■ **Data lines**
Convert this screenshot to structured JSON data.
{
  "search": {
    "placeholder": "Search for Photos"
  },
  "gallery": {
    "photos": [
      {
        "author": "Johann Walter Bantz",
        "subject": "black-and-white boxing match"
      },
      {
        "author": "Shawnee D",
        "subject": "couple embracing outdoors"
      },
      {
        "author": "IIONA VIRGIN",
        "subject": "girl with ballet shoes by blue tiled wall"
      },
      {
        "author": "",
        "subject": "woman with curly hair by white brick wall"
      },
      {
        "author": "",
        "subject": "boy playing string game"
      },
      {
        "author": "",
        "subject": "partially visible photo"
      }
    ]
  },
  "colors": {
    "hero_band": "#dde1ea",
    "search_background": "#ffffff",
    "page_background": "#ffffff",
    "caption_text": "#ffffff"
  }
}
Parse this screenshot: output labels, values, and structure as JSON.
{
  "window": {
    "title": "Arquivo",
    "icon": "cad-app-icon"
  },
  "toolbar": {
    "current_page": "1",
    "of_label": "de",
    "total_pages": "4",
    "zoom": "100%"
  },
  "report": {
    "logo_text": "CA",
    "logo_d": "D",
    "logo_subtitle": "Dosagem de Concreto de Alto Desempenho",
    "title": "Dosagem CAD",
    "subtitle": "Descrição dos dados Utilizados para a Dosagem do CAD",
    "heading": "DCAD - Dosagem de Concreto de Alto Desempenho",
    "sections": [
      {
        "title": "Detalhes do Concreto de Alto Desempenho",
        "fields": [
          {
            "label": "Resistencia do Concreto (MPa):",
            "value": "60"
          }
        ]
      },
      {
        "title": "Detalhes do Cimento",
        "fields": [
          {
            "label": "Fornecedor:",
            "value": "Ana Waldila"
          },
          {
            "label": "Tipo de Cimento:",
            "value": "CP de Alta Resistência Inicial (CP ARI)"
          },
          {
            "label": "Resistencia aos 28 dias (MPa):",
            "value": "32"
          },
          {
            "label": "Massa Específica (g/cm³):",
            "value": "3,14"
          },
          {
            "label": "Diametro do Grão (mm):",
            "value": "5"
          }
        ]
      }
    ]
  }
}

■ **Task goal**
Output the listing above without altering a single character.

■ **Written reply**
Convert this screenshot to structured JSON data.
{
  "search": {
    "placeholder": "Search for Photos"
  },
  "gallery": {
    "photos": [
      {
        "author": "Johann Walter Bantz",
        "subject": "black-and-white boxing match"
      },
      {
        "author": "Shawnee D",
        "subject": "couple embracing outdoors"
      },
      {
        "author": "IIONA VIRGIN",
        "subject": "girl with ballet shoes by blue tiled wall"
      },
      {
        "author": "",
        "subject": "woman with curly hair by white brick wall"
      },
      {
        "author": "",
        "subject": "boy playing string game"
      },
      {
        "author": "",
        "subject": "partially visible photo"
      }
    ]
  },
  "colors": {
    "hero_band": "#dde1ea",
    "search_background": "#ffffff",
    "page_background": "#ffffff",
    "caption_text": "#ffffff"
  }
}
Parse this screenshot: output labels, values, and structure as JSON.
{
  "window": {
    "title": "Arquivo",
    "icon": "cad-app-icon"
  },
  "toolbar": {
    "current_page": "1",
    "of_label": "de",
    "total_pages": "4",
    "zoom": "100%"
  },
  "report": {
    "logo_text": "CA",
    "logo_d": "D",
    "logo_subtitle": "Dosagem de Concreto de Alto Desempenho",
    "title": "Dosagem CAD",
    "subtitle": "Descrição dos dados Utilizados para a Dosagem do CAD",
    "heading": "DCAD - Dosagem de Concreto de Alto Desempenho",
    "sections": [
      {
        "title": "Detalhes do Concreto de Alto Desempenho",
        "fields": [
          {
            "label": "Resistencia do Concreto (MPa):",
            "value": "60"
          }
        ]
      },
      {
        "title": "Detalhes do Cimento",
        "fields": [
          {
            "label": "Fornecedor:",
            "value": "Ana Waldila"
          },
          {
            "label": "Tipo de Cimento:",
            "value": "CP de Alta Resistência Inicial (CP ARI)"
          },
          {
            "label": "Resistencia aos 28 dias (MPa):",
            "value": "32"
          },
          {
            "label": "Massa Específica (g/cm³):",
            "value": "3,14"
          },
          {
            "label": "Diametro do Grão (mm):",
            "value": "5"
          }
        ]
      }
    ]
  }
}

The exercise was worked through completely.